Yapılacak çalışmalar –
a) Psikanalizde hatırlama üzerine metne göre şu ifadelerin doğru olup olmadığını evet ya da hayır ile belirtin ve her yanıtı belirleyen sözleri metinden aynen aktarın: (i) Freud başta engel saydığı durumu sonradan çalışmasının olmazsa olmazı olarak görecektir. (ii) Eskiye yeninin imkânlarıyla inilebilir. (iii) Belli anılara tutunmalar gerçekliği değerlendirme yetisini güçlendirir.
b) Psikanalizde hatırlama üzerine metinde adı geçen bütün kişileri, her birini bir kez yazarak sıralayın.
c) Psikanalizde hatırlama üzerine metni son cümlesinden sonra devam ettirin.

Verilen alıntı –

○ ○ ○

Sanki bin yaşındayım, o kadar hatıram var.
Charles Baudelaire, Can Sıkıntısı
‘‘Belleğin imgeleri bir kez dile vurulup sözlerle sabitleşti mi silinip gider,’’ dedi Polo.
Italio Calvino, Görünmez Kentler
Psikanaliz şimdinin hükümranlığında başlar. Öyle ya da böyle eskide ortaya çıkar. İnsanın umabileceği gibi bu eski düz bir çizgide meydana gelmez. İnsan eskiye düşer, zaten düşmekten başka bir seçenek de yoktur. Yeni’nin imkânlarıyla eskiye inilmez. Eski eskisi gibi kendini bulmalıdır. Eski olan yenide kendine hayat bulmak için hep bir beklemededir. Bu doğmamış olan, Lacan’ın (2013) vurgusuyla bir takılmada, azapta, askıdadır. Freud başta engel olarak gördüğü bu durumu daha sonra çalışmasının olmazsa olmazı olarak görecektir. Bu da bizi psikanalizde bir şeyi hatırlayarak unutmanın o en eski metaforuna götürecektir. Freud hep hatırlamadan bahsedecektir, ama unutuş dolaylı olarak yerini alacaktır. Patoloji bir anlamda bazı hatırlamalara güçlü bir tutunmadan da beslenir. Bu tutunma özünde güçlü bir hatırlamadan çok belli anılara odaklanmış bir aşırı duyarlılıktan kendi bakışını kurtaramamaktan da gelir. Böyle olduğu için bu tutunmalar gerçekliği değerlendirme yetisini sağlamlaştırmaz, aksine zayıflatırlar. Çünkü dünyayı görmenin birer filtrelerine dönüşürler. Korktuğumuzda dünyayı korkumuzun içinden görürüz. Ayrıca Freud’un ortaya çıkardığı hatırlama da tuhaf bir hatırlama olacaktı. Bu hatırlama eylem olarak somutlamış bir hatırlama olacaktı. Bir tür şifreli bir canlandırma olan bu hatırlama günümüzün bilinç çalışmalarındaki Zombi figürünü önceden tahmin etmiş bir öngörüdür. Başka bir deyişle zombi figürü bilinçdışının keşfiyle ortaya çıkmıştır. Bilinçdışının tanımlarından biri de kendinden habersiz yaşayan bilgi değil mi?

○ ○ ○

Kutu açıklama verileri –

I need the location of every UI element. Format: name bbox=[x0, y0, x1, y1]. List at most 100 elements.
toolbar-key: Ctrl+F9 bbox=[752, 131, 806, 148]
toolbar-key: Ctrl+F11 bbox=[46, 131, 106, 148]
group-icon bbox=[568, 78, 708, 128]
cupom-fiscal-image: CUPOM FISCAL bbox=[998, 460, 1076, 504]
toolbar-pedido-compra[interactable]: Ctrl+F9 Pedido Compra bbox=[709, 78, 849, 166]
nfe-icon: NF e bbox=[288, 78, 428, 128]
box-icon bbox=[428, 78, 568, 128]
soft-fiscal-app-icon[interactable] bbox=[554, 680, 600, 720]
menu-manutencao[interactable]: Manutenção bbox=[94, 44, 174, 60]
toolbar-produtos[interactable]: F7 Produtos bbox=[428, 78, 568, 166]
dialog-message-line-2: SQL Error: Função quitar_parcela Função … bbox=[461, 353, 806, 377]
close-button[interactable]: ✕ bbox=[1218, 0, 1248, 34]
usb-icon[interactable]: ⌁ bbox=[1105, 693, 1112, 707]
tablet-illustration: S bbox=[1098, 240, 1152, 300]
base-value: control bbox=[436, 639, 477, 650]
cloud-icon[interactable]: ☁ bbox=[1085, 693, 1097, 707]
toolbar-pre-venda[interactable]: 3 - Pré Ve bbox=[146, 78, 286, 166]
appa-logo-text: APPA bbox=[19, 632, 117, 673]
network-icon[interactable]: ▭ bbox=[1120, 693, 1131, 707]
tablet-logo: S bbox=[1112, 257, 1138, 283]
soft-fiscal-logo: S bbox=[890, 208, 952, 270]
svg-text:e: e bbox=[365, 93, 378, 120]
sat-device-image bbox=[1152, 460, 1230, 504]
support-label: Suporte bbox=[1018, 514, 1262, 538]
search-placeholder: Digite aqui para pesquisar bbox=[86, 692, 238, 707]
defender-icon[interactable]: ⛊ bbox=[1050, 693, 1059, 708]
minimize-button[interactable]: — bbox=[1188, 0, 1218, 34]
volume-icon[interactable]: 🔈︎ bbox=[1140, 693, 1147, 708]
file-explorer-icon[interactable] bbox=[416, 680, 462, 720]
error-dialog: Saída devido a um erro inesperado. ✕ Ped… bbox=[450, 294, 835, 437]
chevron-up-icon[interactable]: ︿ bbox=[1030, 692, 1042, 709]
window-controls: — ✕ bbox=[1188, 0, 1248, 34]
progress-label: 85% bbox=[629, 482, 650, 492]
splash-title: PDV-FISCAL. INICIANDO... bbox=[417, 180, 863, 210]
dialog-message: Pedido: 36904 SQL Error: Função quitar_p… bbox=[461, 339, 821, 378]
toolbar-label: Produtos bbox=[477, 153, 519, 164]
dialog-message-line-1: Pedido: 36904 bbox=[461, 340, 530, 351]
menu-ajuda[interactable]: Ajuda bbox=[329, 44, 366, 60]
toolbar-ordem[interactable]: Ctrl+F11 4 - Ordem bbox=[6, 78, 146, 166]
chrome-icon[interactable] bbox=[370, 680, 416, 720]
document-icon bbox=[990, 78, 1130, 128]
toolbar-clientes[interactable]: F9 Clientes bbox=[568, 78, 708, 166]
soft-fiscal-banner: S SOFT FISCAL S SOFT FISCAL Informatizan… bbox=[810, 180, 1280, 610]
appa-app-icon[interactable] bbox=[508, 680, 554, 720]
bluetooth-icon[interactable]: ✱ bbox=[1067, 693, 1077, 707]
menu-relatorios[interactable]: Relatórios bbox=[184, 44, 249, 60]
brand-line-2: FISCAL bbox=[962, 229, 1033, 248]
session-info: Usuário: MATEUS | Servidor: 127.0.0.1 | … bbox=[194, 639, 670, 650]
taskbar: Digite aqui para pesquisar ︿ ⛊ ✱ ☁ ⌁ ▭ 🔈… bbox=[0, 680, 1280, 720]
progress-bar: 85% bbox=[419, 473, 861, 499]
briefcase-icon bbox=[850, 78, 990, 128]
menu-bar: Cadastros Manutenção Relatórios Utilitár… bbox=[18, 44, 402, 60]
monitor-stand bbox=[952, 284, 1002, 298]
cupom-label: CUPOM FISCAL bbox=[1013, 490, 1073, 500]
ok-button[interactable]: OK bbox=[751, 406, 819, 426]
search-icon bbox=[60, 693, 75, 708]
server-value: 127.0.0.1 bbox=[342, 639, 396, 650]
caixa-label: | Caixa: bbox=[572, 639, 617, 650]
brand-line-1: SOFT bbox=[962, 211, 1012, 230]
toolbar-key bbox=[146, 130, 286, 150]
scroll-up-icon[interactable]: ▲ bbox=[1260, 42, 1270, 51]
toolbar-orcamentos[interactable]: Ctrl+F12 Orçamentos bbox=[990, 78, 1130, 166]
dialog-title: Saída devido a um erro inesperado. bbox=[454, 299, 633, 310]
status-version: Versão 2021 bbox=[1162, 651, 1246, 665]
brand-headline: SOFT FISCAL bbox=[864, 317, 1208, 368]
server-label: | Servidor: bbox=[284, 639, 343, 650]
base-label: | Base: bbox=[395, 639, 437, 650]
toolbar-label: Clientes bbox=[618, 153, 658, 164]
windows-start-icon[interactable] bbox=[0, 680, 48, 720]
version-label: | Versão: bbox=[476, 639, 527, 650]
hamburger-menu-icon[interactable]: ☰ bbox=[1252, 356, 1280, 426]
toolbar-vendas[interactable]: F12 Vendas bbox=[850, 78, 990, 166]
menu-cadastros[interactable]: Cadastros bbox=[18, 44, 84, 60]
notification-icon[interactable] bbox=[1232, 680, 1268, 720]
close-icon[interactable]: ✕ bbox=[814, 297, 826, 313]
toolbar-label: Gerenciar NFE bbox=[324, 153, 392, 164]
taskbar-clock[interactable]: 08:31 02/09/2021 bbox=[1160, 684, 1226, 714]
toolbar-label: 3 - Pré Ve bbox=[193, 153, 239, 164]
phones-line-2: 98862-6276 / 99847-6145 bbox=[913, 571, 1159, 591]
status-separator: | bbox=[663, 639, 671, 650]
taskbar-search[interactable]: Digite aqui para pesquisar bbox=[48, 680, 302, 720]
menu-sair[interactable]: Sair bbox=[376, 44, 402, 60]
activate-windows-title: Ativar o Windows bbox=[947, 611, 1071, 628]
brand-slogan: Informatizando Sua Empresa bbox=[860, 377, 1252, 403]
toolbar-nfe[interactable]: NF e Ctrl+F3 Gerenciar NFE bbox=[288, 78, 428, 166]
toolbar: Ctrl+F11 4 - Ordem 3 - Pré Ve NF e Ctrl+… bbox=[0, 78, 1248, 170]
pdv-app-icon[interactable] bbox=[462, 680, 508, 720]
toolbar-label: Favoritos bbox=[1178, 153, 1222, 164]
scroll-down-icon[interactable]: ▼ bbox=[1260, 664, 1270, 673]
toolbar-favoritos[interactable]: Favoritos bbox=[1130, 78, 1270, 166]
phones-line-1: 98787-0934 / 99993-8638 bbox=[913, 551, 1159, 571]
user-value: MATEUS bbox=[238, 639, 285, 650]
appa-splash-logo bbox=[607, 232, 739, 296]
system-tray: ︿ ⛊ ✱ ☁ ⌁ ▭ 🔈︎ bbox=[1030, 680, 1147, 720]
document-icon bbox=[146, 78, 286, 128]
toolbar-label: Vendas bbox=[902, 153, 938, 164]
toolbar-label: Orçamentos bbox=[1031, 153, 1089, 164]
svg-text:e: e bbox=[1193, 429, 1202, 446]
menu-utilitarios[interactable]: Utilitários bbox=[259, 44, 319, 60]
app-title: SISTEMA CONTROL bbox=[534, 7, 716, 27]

○ ○ ○

Alıştırma yanıtları –
a)
(i) Evet: "Freud başta engel olarak gördüğü bu durumu daha sonra çalışmasının olmazsa olmazı olarak görecektir."
(ii) Hayır: "Yeni’nin imkânlarıyla eskiye inilmez."
(iii) Hayır: "Böyle olduğu için bu tutunmalar gerçekliği değerlendirme yetisini sağlamlaştırmaz, aksine zayıflatırlar."

b) Charles Baudelaire, Polo, Italio Calvino, Lacan, Freud

c)
Unutuşun bereketini tadamayan insanın çaresi son bir defa daha hatırlamak olacaktır. Zihinde yapılaştıkları için birer zorunlu dünya görüşüne dönüşmüş bu semptomlar içlerinde askıda olan hikaye sözcüklerine kavuştuğunda öyle ya da böyle tarihin o muazzam oluşunda unutulup gideceklerdi. Tek yapılması gereken o katılıkları bir şekilde akışkan bir hale getirmekti. Marx’ın o ünlü ‘katı olan her şey buharlaşıyor’ sözü, söz konusu semptom olunca tam tersi bir yerden çıkıyordu. Semptom bir türlü buharlaşmıyordu. Üstüne üstlük semptom da bu oluşun içinde giderek değişiyordu. Hem somatik işaretleriyle değişiyordu hem de ruhsal anlamı bağlamında da değişiyordu, yani semptom da evrimden nasibini alıyordu. Ayrıca semptomun somatik işaretleyicisi değişmekte daha dirençliyse de ruhsal anlamı için bu geçerli değildi. Semptomun ruhsal birleşenleri çok daha esnekti, hem çok hızlı değişiyorlardı, hem de bu Freud’un baştan beri zaten ruhsal olanda gördüğü bu değişim potansiyeline sahip olan onlardı. O yüzden bir semptom bugün bir anlama başka gün başka bir anlama gelebilirdi. Dine bakışı belli olan Freud yeni şarabın eski tuluma doldurulmayacağını söyleyen Matta İncili'ne gönderme yaparak, tam da söz konusu semptom olunca yeni şarabın eski tuluma çok da güzel doldurulacağını söyleyecekti (1905, s.41). Freud, semptomların çoklu anlamlara sahip olduğunu bir yorumla değil bin yorumla çözülebileceğini göstermişti. Şimdi de semptomların arda arda başka anlamlara gelebileceğini göstermişti. Semptomun somatik işaretleyicisi bir atsa ona her seferinde binen ruhsal jokerler de habire değişecekti. Hatta bununla kalmayacak bazen de joker sabit kalacak bu sefer de atlar habire değişecekti.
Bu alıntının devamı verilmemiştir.